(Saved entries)
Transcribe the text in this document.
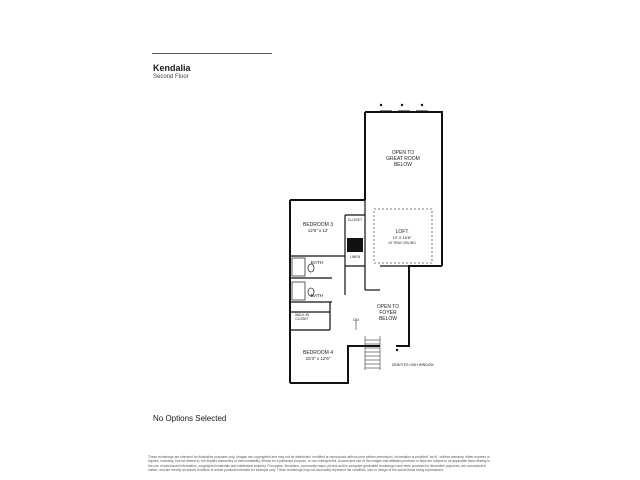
Kendalia
Second Floor
OPEN TO
GREAT ROOM
BELOW
CLOSET
BEDROOM 3
12'6" x 12'	LOFT
19' X 16'8"
10' TRAY CEILING
LINEN
BATH
BATH
WALK-IN
CLOSET
OPEN TO
FOYER
BELOW
DN
BEDROOM 4
15'3" x 12'6"
DENOTES HIGH WINDOW
No Options Selected
These renderings are intended for illustrative purposes only. Images are copyrighted and may not be distributed, modified or reproduced without prior written permission. Information is provided "as is", without warranty, either express or implied, including, but not limited to, the implied warranties of merchantability, fitness for a particular purpose, or non-infringement. Access and use of the images and affiliated products or links are subject to all applicable laws relating to the use of web-based information, copyrighted materials and intellectual property. Floorplans, floorplans, community maps, photos and/or computer generated renderings have been provided for illustrative purposes, are conceptual in nature, and are merely an artist's rendition of actual products intended for example only. These renderings may not accurately represent the condition, size or design of the actual items being represented.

-- GIVEN INSTRUCTION --
Set down the material exactly, every line of it, except for the pictures.

-- SOLUTION TO THIS EXERCISE --
Transcribe the text in this document.
Kendalia
Second Floor
OPEN TO
GREAT ROOM
BELOW
CLOSET
BEDROOM 3
12'6" x 12'	LOFT
19' X 16'8"
10' TRAY CEILING
LINEN
BATH
BATH
WALK-IN
CLOSET
OPEN TO
FOYER
BELOW
DN
BEDROOM 4
15'3" x 12'6"
DENOTES HIGH WINDOW
No Options Selected
These renderings are intended for illustrative purposes only. Images are copyrighted and may not be distributed, modified or reproduced without prior written permission. Information is provided "as is", without warranty, either express or implied, including, but not limited to, the implied warranties of merchantability, fitness for a particular purpose, or non-infringement. Access and use of the images and affiliated products or links are subject to all applicable laws relating to the use of web-based information, copyrighted materials and intellectual property. Floorplans, floorplans, community maps, photos and/or computer generated renderings have been provided for illustrative purposes, are conceptual in nature, and are merely an artist's rendition of actual products intended for example only. These renderings may not accurately represent the condition, size or design of the actual items being represented.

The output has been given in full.